#### Given problem:
Write the material out again in full, exactly.

[Items from a data source]
════════════════════
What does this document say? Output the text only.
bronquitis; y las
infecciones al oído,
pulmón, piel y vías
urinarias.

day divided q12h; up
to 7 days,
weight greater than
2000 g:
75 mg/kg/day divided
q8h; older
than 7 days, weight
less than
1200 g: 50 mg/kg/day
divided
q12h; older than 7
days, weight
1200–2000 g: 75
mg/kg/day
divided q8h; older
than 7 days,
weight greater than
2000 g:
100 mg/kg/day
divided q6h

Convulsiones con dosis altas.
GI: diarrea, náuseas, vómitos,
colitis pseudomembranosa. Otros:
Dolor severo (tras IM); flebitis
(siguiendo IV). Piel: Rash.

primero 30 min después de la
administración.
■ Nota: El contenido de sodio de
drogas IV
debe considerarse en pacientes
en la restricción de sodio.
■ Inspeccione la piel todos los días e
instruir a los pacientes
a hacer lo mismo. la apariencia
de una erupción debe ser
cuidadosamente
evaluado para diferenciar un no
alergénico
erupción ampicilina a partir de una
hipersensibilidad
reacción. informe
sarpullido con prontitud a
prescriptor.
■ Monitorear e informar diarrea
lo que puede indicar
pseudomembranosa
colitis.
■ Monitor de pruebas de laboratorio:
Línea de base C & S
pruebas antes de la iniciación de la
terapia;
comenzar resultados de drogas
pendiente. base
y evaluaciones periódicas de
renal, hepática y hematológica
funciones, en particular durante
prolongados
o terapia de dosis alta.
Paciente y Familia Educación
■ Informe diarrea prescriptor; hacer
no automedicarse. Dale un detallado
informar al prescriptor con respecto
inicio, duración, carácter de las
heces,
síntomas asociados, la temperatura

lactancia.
════════════════════
#### Answer to this exercise:
What does this document say? Output the text only.
bronquitis; y las
infecciones al oído,
pulmón, piel y vías
urinarias.

day divided q12h; up
to 7 days,
weight greater than
2000 g:
75 mg/kg/day divided
q8h; older
than 7 days, weight
less than
1200 g: 50 mg/kg/day
divided
q12h; older than 7
days, weight
1200–2000 g: 75
mg/kg/day
divided q8h; older
than 7 days,
weight greater than
2000 g:
100 mg/kg/day
divided q6h

Convulsiones con dosis altas.
GI: diarrea, náuseas, vómitos,
colitis pseudomembranosa. Otros:
Dolor severo (tras IM); flebitis
(siguiendo IV). Piel: Rash.

primero 30 min después de la
administración.
■ Nota: El contenido de sodio de
drogas IV
debe considerarse en pacientes
en la restricción de sodio.
■ Inspeccione la piel todos los días e
instruir a los pacientes
a hacer lo mismo. la apariencia
de una erupción debe ser
cuidadosamente
evaluado para diferenciar un no
alergénico
erupción ampicilina a partir de una
hipersensibilidad
reacción. informe
sarpullido con prontitud a
prescriptor.
■ Monitorear e informar diarrea
lo que puede indicar
pseudomembranosa
colitis.
■ Monitor de pruebas de laboratorio:
Línea de base C & S
pruebas antes de la iniciación de la
terapia;
comenzar resultados de drogas
pendiente. base
y evaluaciones periódicas de
renal, hepática y hematológica
funciones, en particular durante
prolongados
o terapia de dosis alta.
Paciente y Familia Educación
■ Informe diarrea prescriptor; hacer
no automedicarse. Dale un detallado
informar al prescriptor con respecto
inicio, duración, carácter de las
heces,
síntomas asociados, la temperatura

lactancia.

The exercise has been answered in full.